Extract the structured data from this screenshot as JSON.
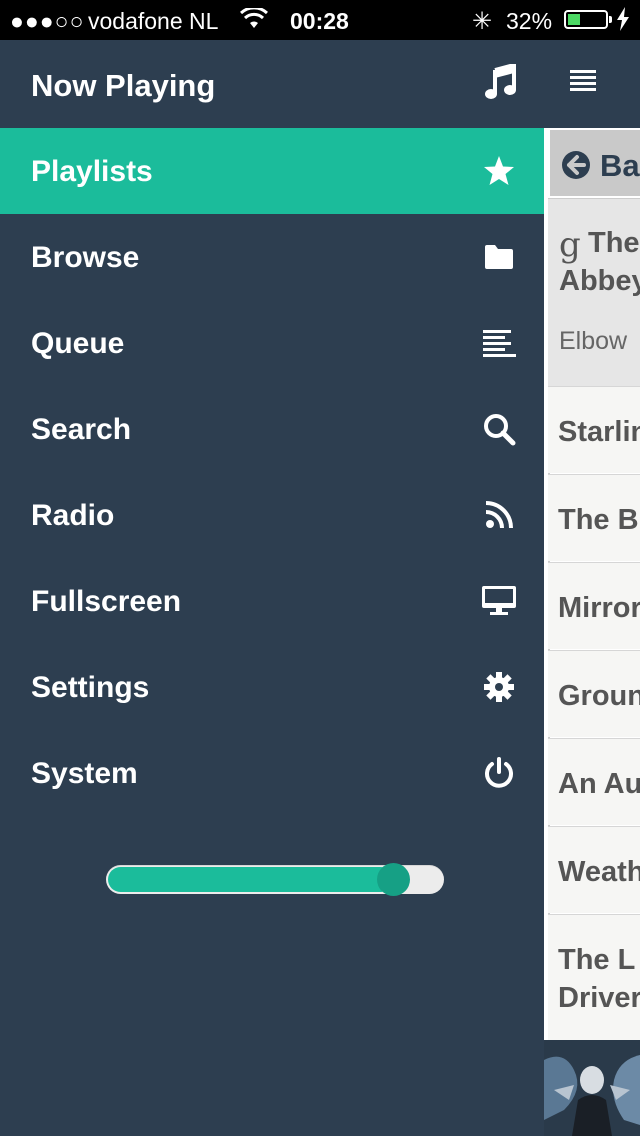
{
  "status_bar": {
    "signal": "●●●○○",
    "carrier": "vodafone NL",
    "time": "00:28",
    "battery_percent": "32%",
    "battery_level": 0.32,
    "icons": [
      "wifi-icon",
      "activity-spinner-icon",
      "battery-icon",
      "charging-bolt-icon"
    ]
  },
  "header": {
    "title": "Now Playing",
    "icons": [
      "music-note-icon",
      "menu-icon"
    ]
  },
  "menu": {
    "items": [
      {
        "label": "Playlists",
        "icon": "star-icon",
        "active": true
      },
      {
        "label": "Browse",
        "icon": "folder-icon",
        "active": false
      },
      {
        "label": "Queue",
        "icon": "queue-list-icon",
        "active": false
      },
      {
        "label": "Search",
        "icon": "search-icon",
        "active": false
      },
      {
        "label": "Radio",
        "icon": "rss-icon",
        "active": false
      },
      {
        "label": "Fullscreen",
        "icon": "monitor-icon",
        "active": false
      },
      {
        "label": "Settings",
        "icon": "gear-icon",
        "active": false
      },
      {
        "label": "System",
        "icon": "power-icon",
        "active": false
      }
    ]
  },
  "volume": {
    "level": 0.85
  },
  "colors": {
    "background": "#2d3e50",
    "accent": "#1bbc9b",
    "knob": "#16a085"
  },
  "content": {
    "back_label": "Ba",
    "album_title_line1": "The",
    "album_title_line2": "Abbey",
    "album_artist": "Elbow",
    "tracks": [
      "Starlin",
      "The B",
      "Mirror",
      "Groun",
      "An Au",
      "Weath"
    ],
    "last_track_line1": "The L",
    "last_track_line2": "Driver"
  }
}
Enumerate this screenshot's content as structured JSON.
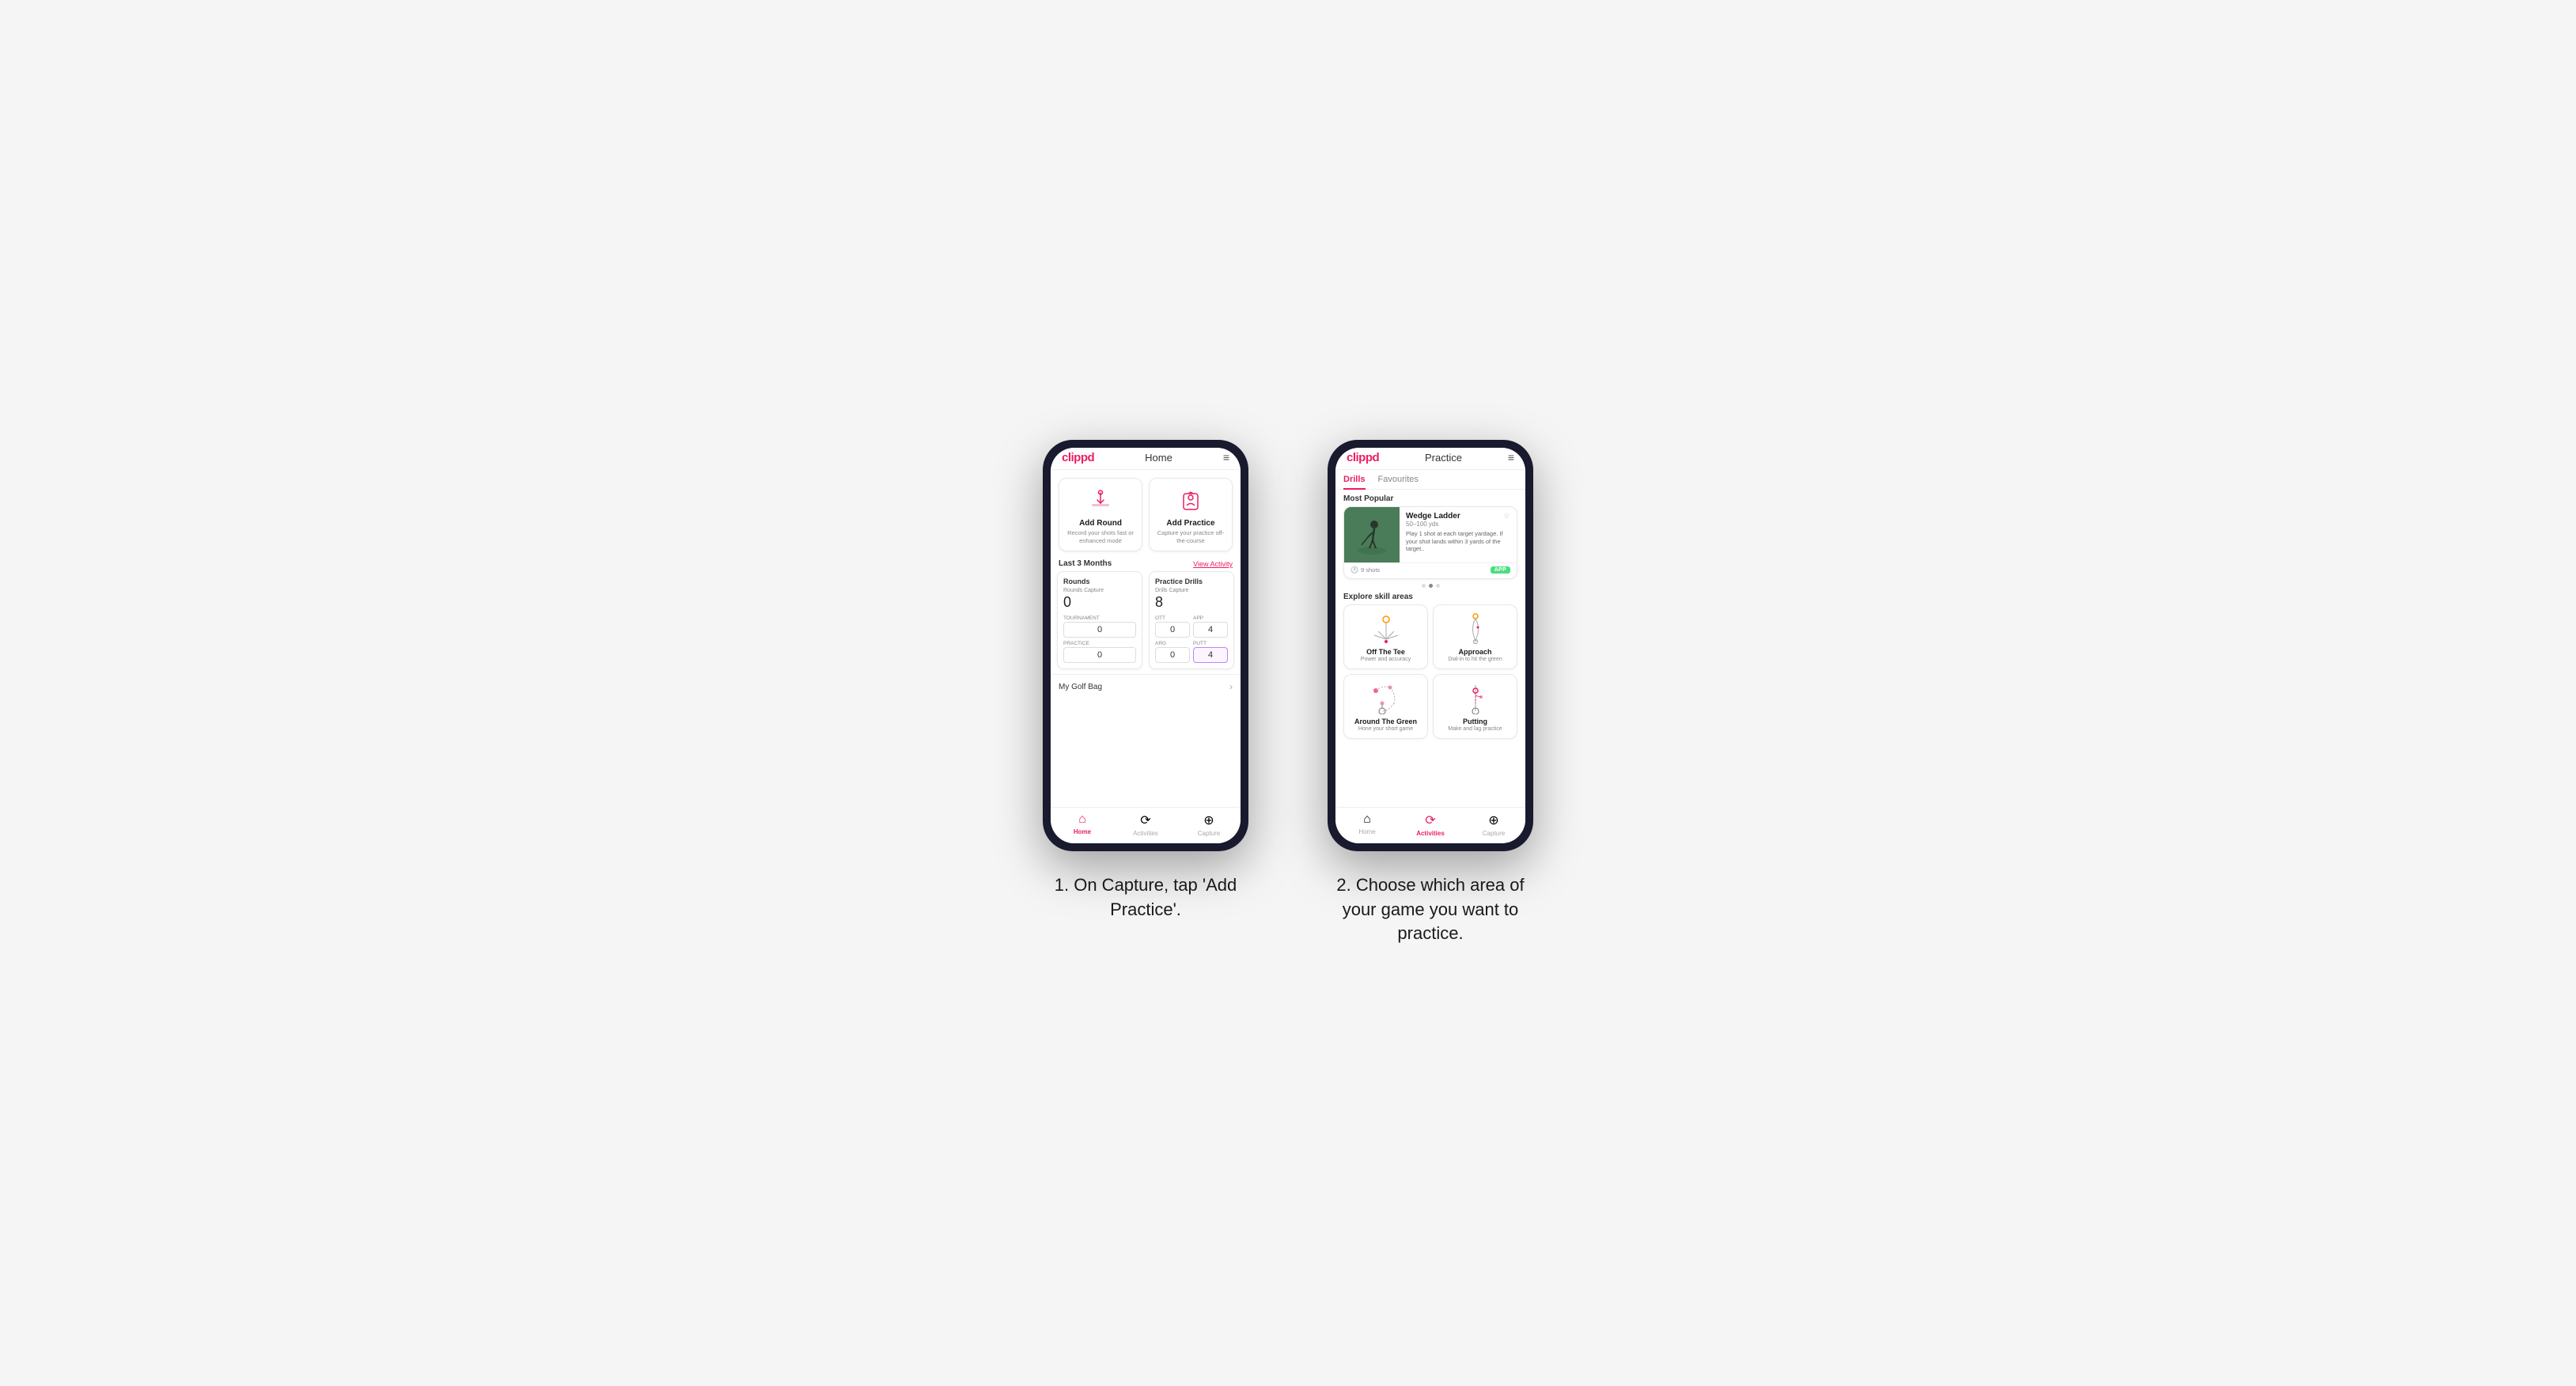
{
  "phone1": {
    "logo": "clippd",
    "nav_title": "Home",
    "action_cards": [
      {
        "id": "add-round",
        "title": "Add Round",
        "subtitle": "Record your shots fast or enhanced mode"
      },
      {
        "id": "add-practice",
        "title": "Add Practice",
        "subtitle": "Capture your practice off-the-course"
      }
    ],
    "last3months_label": "Last 3 Months",
    "view_activity_label": "View Activity",
    "rounds_section": {
      "title": "Rounds",
      "rounds_capture_label": "Rounds Capture",
      "rounds_value": "0",
      "tournament_label": "Tournament",
      "tournament_value": "0",
      "practice_label": "Practice",
      "practice_value": "0"
    },
    "drills_section": {
      "title": "Practice Drills",
      "drills_capture_label": "Drills Capture",
      "drills_value": "8",
      "ott_label": "OTT",
      "ott_value": "0",
      "app_label": "APP",
      "app_value": "4",
      "arg_label": "ARG",
      "arg_value": "0",
      "putt_label": "PUTT",
      "putt_value": "4"
    },
    "golf_bag_label": "My Golf Bag",
    "tabs": [
      {
        "id": "home",
        "label": "Home",
        "icon": "🏠",
        "active": true
      },
      {
        "id": "activities",
        "label": "Activities",
        "icon": "🔁",
        "active": false
      },
      {
        "id": "capture",
        "label": "Capture",
        "icon": "➕",
        "active": false
      }
    ]
  },
  "phone2": {
    "logo": "clippd",
    "nav_title": "Practice",
    "tab_drills": "Drills",
    "tab_favourites": "Favourites",
    "most_popular_label": "Most Popular",
    "featured": {
      "title": "Wedge Ladder",
      "yardage": "50–100 yds",
      "description": "Play 1 shot at each target yardage. If your shot lands within 3 yards of the target..",
      "shots_label": "9 shots",
      "badge": "APP"
    },
    "dots": [
      {
        "active": false
      },
      {
        "active": true
      },
      {
        "active": false
      }
    ],
    "explore_label": "Explore skill areas",
    "skill_areas": [
      {
        "id": "off-the-tee",
        "name": "Off The Tee",
        "desc": "Power and accuracy"
      },
      {
        "id": "approach",
        "name": "Approach",
        "desc": "Dial-in to hit the green"
      },
      {
        "id": "around-the-green",
        "name": "Around The Green",
        "desc": "Hone your short game"
      },
      {
        "id": "putting",
        "name": "Putting",
        "desc": "Make and lag practice"
      }
    ],
    "tabs": [
      {
        "id": "home",
        "label": "Home",
        "icon": "🏠",
        "active": false
      },
      {
        "id": "activities",
        "label": "Activities",
        "icon": "🔁",
        "active": true
      },
      {
        "id": "capture",
        "label": "Capture",
        "icon": "➕",
        "active": false
      }
    ]
  },
  "caption1": "1. On Capture, tap 'Add Practice'.",
  "caption2": "2. Choose which area of your game you want to practice."
}
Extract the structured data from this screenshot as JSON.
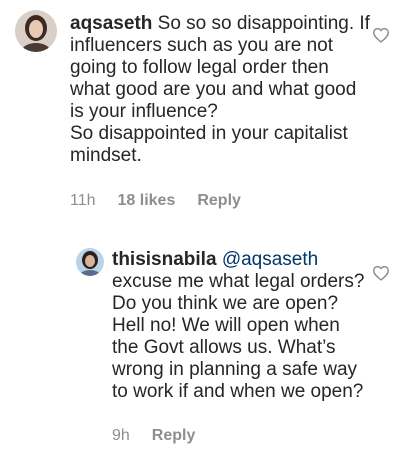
{
  "comments": [
    {
      "username": "aqsaseth",
      "text_main": "So so so disappointing. If influencers such as you are not going to follow legal order then what good are you and what good is your influence?",
      "text_second": "So disappointed in your capitalist mindset.",
      "time": "11h",
      "likes": "18 likes",
      "reply_label": "Reply",
      "avatar_icon": "profile-photo",
      "like_icon": "heart-outline-icon"
    },
    {
      "username": "thisisnabila",
      "mention": "@aqsaseth",
      "text_main": "excuse me what legal orders? Do you think we are open? Hell no! We will open when the Govt allows us. What’s wrong in planning a safe way to work if and when we open?",
      "time": "9h",
      "reply_label": "Reply",
      "avatar_icon": "profile-photo",
      "like_icon": "heart-outline-icon"
    }
  ],
  "colors": {
    "text": "#262626",
    "meta": "#8e8e8e",
    "mention": "#00376b"
  }
}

* Requirements: Transcribe all of the entries word for word, but skip any pictures they contain.

* The completed task:
Extract the structured data from this screenshot as JSON.
{
  "status_bar": {
    "signal": "●●●○○",
    "carrier": "vodafone NL",
    "time": "00:28",
    "battery_percent": "32%",
    "battery_level": 0.32,
    "icons": [
      "wifi-icon",
      "activity-spinner-icon",
      "battery-icon",
      "charging-bolt-icon"
    ]
  },
  "header": {
    "title": "Now Playing",
    "icons": [
      "music-note-icon",
      "menu-icon"
    ]
  },
  "menu": {
    "items": [
      {
        "label": "Playlists",
        "icon": "star-icon",
        "active": true
      },
      {
        "label": "Browse",
        "icon": "folder-icon",
        "active": false
      },
      {
        "label": "Queue",
        "icon": "queue-list-icon",
        "active": false
      },
      {
        "label": "Search",
        "icon": "search-icon",
        "active": false
      },
      {
        "label": "Radio",
        "icon": "rss-icon",
        "active": false
      },
      {
        "label": "Fullscreen",
        "icon": "monitor-icon",
        "active": false
      },
      {
        "label": "Settings",
        "icon": "gear-icon",
        "active": false
      },
      {
        "label": "System",
        "icon": "power-icon",
        "active": false
      }
    ]
  },
  "volume": {
    "level": 0.85
  },
  "colors": {
    "background": "#2d3e50",
    "accent": "#1bbc9b",
    "knob": "#16a085"
  },
  "content": {
    "back_label": "Ba",
    "album_title_line1": "The",
    "album_title_line2": "Abbey",
    "album_artist": "Elbow",
    "tracks": [
      "Starlin",
      "The B",
      "Mirror",
      "Groun",
      "An Au",
      "Weath"
    ],
    "last_track_line1": "The L",
    "last_track_line2": "Driver"
  }
}
Enumerate this screenshot's content as structured JSON.
{
  "phone1": {
    "logo": "clippd",
    "nav_title": "Home",
    "action_cards": [
      {
        "id": "add-round",
        "title": "Add Round",
        "subtitle": "Record your shots fast or enhanced mode"
      },
      {
        "id": "add-practice",
        "title": "Add Practice",
        "subtitle": "Capture your practice off-the-course"
      }
    ],
    "last3months_label": "Last 3 Months",
    "view_activity_label": "View Activity",
    "rounds_section": {
      "title": "Rounds",
      "rounds_capture_label": "Rounds Capture",
      "rounds_value": "0",
      "tournament_label": "Tournament",
      "tournament_value": "0",
      "practice_label": "Practice",
      "practice_value": "0"
    },
    "drills_section": {
      "title": "Practice Drills",
      "drills_capture_label": "Drills Capture",
      "drills_value": "8",
      "ott_label": "OTT",
      "ott_value": "0",
      "app_label": "APP",
      "app_value": "4",
      "arg_label": "ARG",
      "arg_value": "0",
      "putt_label": "PUTT",
      "putt_value": "4"
    },
    "golf_bag_label": "My Golf Bag",
    "tabs": [
      {
        "id": "home",
        "label": "Home",
        "icon": "🏠",
        "active": true
      },
      {
        "id": "activities",
        "label": "Activities",
        "icon": "🔁",
        "active": false
      },
      {
        "id": "capture",
        "label": "Capture",
        "icon": "➕",
        "active": false
      }
    ]
  },
  "phone2": {
    "logo": "clippd",
    "nav_title": "Practice",
    "tab_drills": "Drills",
    "tab_favourites": "Favourites",
    "most_popular_label": "Most Popular",
    "featured": {
      "title": "Wedge Ladder",
      "yardage": "50–100 yds",
      "description": "Play 1 shot at each target yardage. If your shot lands within 3 yards of the target..",
      "shots_label": "9 shots",
      "badge": "APP"
    },
    "dots": [
      {
        "active": false
      },
      {
        "active": true
      },
      {
        "active": false
      }
    ],
    "explore_label": "Explore skill areas",
    "skill_areas": [
      {
        "id": "off-the-tee",
        "name": "Off The Tee",
        "desc": "Power and accuracy"
      },
      {
        "id": "approach",
        "name": "Approach",
        "desc": "Dial-in to hit the green"
      },
      {
        "id": "around-the-green",
        "name": "Around The Green",
        "desc": "Hone your short game"
      },
      {
        "id": "putting",
        "name": "Putting",
        "desc": "Make and lag practice"
      }
    ],
    "tabs": [
      {
        "id": "home",
        "label": "Home",
        "icon": "🏠",
        "active": false
      },
      {
        "id": "activities",
        "label": "Activities",
        "icon": "🔁",
        "active": true
      },
      {
        "id": "capture",
        "label": "Capture",
        "icon": "➕",
        "active": false
      }
    ]
  },
  "caption1": "1. On Capture, tap 'Add Practice'.",
  "caption2": "2. Choose which area of your game you want to practice."
}
Extract the structured data from this screenshot as JSON.
{
  "comments": [
    {
      "username": "aqsaseth",
      "text_main": "So so so disappointing. If influencers such as you are not going to follow legal order then what good are you and what good is your influence?",
      "text_second": "So disappointed in your capitalist mindset.",
      "time": "11h",
      "likes": "18 likes",
      "reply_label": "Reply",
      "avatar_icon": "profile-photo",
      "like_icon": "heart-outline-icon"
    },
    {
      "username": "thisisnabila",
      "mention": "@aqsaseth",
      "text_main": "excuse me what legal orders? Do you think we are open? Hell no! We will open when the Govt allows us. What’s wrong in planning a safe way to work if and when we open?",
      "time": "9h",
      "reply_label": "Reply",
      "avatar_icon": "profile-photo",
      "like_icon": "heart-outline-icon"
    }
  ],
  "colors": {
    "text": "#262626",
    "meta": "#8e8e8e",
    "mention": "#00376b"
  }
}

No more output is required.